WHAT YOU NEED TO DO:
Under this task are some entries; return every one of them exactly.

(Extracted data entries)
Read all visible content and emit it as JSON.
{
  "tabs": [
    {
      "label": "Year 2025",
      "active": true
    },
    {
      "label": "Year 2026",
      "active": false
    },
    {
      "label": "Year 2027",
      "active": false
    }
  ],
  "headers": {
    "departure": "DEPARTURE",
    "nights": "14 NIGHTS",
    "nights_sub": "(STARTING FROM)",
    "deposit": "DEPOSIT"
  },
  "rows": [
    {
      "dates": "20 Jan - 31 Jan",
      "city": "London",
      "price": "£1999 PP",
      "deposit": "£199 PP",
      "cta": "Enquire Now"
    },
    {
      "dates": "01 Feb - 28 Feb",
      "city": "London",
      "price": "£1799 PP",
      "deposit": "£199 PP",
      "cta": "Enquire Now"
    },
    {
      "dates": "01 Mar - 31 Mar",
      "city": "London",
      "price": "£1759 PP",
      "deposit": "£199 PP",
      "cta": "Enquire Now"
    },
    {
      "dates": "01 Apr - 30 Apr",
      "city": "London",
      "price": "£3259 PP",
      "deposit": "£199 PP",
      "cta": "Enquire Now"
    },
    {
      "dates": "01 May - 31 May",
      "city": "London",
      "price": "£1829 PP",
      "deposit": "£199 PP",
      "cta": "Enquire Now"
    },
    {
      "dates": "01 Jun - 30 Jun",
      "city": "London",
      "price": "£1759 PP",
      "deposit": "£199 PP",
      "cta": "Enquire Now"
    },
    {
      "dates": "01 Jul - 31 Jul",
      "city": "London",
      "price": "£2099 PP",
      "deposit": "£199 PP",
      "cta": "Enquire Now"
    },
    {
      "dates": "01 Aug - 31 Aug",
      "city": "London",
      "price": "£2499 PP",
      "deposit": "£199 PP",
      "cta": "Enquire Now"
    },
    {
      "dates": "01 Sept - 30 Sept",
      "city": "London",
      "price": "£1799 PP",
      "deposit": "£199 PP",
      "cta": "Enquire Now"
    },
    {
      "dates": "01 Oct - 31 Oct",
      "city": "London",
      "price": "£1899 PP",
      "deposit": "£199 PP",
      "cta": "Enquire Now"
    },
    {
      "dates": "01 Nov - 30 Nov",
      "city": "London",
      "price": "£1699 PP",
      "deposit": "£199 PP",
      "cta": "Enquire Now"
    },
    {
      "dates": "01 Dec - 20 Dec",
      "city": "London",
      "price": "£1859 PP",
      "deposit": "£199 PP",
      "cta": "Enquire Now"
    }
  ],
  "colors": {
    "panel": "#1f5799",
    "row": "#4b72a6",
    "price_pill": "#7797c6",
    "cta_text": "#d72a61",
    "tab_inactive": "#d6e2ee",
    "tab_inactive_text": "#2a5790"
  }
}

ANSWER:
Read all visible content and emit it as JSON.
{
  "tabs": [
    {
      "label": "Year 2025",
      "active": true
    },
    {
      "label": "Year 2026",
      "active": false
    },
    {
      "label": "Year 2027",
      "active": false
    }
  ],
  "headers": {
    "departure": "DEPARTURE",
    "nights": "14 NIGHTS",
    "nights_sub": "(STARTING FROM)",
    "deposit": "DEPOSIT"
  },
  "rows": [
    {
      "dates": "20 Jan - 31 Jan",
      "city": "London",
      "price": "£1999 PP",
      "deposit": "£199 PP",
      "cta": "Enquire Now"
    },
    {
      "dates": "01 Feb - 28 Feb",
      "city": "London",
      "price": "£1799 PP",
      "deposit": "£199 PP",
      "cta": "Enquire Now"
    },
    {
      "dates": "01 Mar - 31 Mar",
      "city": "London",
      "price": "£1759 PP",
      "deposit": "£199 PP",
      "cta": "Enquire Now"
    },
    {
      "dates": "01 Apr - 30 Apr",
      "city": "London",
      "price": "£3259 PP",
      "deposit": "£199 PP",
      "cta": "Enquire Now"
    },
    {
      "dates": "01 May - 31 May",
      "city": "London",
      "price": "£1829 PP",
      "deposit": "£199 PP",
      "cta": "Enquire Now"
    },
    {
      "dates": "01 Jun - 30 Jun",
      "city": "London",
      "price": "£1759 PP",
      "deposit": "£199 PP",
      "cta": "Enquire Now"
    },
    {
      "dates": "01 Jul - 31 Jul",
      "city": "London",
      "price": "£2099 PP",
      "deposit": "£199 PP",
      "cta": "Enquire Now"
    },
    {
      "dates": "01 Aug - 31 Aug",
      "city": "London",
      "price": "£2499 PP",
      "deposit": "£199 PP",
      "cta": "Enquire Now"
    },
    {
      "dates": "01 Sept - 30 Sept",
      "city": "London",
      "price": "£1799 PP",
      "deposit": "£199 PP",
      "cta": "Enquire Now"
    },
    {
      "dates": "01 Oct - 31 Oct",
      "city": "London",
      "price": "£1899 PP",
      "deposit": "£199 PP",
      "cta": "Enquire Now"
    },
    {
      "dates": "01 Nov - 30 Nov",
      "city": "London",
      "price": "£1699 PP",
      "deposit": "£199 PP",
      "cta": "Enquire Now"
    },
    {
      "dates": "01 Dec - 20 Dec",
      "city": "London",
      "price": "£1859 PP",
      "deposit": "£199 PP",
      "cta": "Enquire Now"
    }
  ],
  "colors": {
    "panel": "#1f5799",
    "row": "#4b72a6",
    "price_pill": "#7797c6",
    "cta_text": "#d72a61",
    "tab_inactive": "#d6e2ee",
    "tab_inactive_text": "#2a5790"
  }
}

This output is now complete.